[Data entries]
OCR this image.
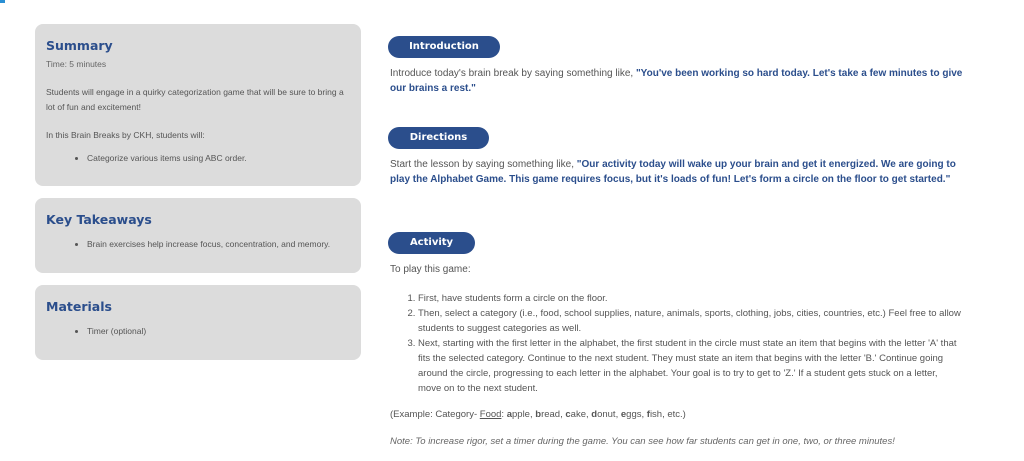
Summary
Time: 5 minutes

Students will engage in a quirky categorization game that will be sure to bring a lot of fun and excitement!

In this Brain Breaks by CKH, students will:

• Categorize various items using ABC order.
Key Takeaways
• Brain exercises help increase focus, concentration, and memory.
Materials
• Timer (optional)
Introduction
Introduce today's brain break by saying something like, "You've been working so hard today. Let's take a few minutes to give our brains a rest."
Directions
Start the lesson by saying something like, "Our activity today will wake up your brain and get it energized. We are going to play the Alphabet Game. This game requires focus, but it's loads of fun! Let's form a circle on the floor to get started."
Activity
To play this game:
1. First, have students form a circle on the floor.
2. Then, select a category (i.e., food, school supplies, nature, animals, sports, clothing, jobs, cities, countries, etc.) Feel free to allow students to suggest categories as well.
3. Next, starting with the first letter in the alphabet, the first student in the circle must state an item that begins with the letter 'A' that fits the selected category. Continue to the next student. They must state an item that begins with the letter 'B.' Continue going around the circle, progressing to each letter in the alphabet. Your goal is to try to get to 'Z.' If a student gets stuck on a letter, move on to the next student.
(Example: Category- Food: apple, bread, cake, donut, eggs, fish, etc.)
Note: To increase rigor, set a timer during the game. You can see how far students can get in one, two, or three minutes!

---

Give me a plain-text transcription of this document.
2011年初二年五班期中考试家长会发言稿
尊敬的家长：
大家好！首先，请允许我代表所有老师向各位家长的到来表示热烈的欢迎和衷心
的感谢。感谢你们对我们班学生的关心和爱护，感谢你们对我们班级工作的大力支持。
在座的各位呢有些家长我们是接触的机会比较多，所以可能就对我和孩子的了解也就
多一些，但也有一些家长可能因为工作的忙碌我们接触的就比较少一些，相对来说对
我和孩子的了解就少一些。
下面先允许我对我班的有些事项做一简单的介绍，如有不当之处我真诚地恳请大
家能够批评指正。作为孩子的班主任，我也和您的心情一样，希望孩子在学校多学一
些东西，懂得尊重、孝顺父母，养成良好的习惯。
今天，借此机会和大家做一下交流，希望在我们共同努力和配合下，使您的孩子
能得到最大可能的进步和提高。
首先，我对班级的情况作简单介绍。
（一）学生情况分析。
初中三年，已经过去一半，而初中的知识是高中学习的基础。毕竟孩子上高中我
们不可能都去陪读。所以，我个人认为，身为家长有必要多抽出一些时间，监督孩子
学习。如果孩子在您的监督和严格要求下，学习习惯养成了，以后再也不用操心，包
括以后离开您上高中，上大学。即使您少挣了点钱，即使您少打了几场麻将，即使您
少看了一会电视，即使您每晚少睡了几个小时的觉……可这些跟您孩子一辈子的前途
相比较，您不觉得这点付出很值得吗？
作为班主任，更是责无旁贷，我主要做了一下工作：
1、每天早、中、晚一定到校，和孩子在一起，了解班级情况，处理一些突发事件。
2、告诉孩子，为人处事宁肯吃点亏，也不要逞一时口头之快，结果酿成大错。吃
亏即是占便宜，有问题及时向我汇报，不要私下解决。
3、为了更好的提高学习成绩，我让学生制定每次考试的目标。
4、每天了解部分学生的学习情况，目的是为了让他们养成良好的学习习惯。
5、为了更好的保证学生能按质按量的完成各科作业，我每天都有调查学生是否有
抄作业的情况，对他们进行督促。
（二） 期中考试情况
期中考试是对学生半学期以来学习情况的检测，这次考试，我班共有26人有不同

WORK TO DO → Pick out each line that holds the string "minutes".

IN RESPONSE →
Time: 5 minutes
Introduce today's brain break by saying something like, "You've been working so hard today. Let's take a few minutes to give our brains a rest."
Note: To increase rigor, set a timer during the game. You can see how far students can get in one, two, or three minutes!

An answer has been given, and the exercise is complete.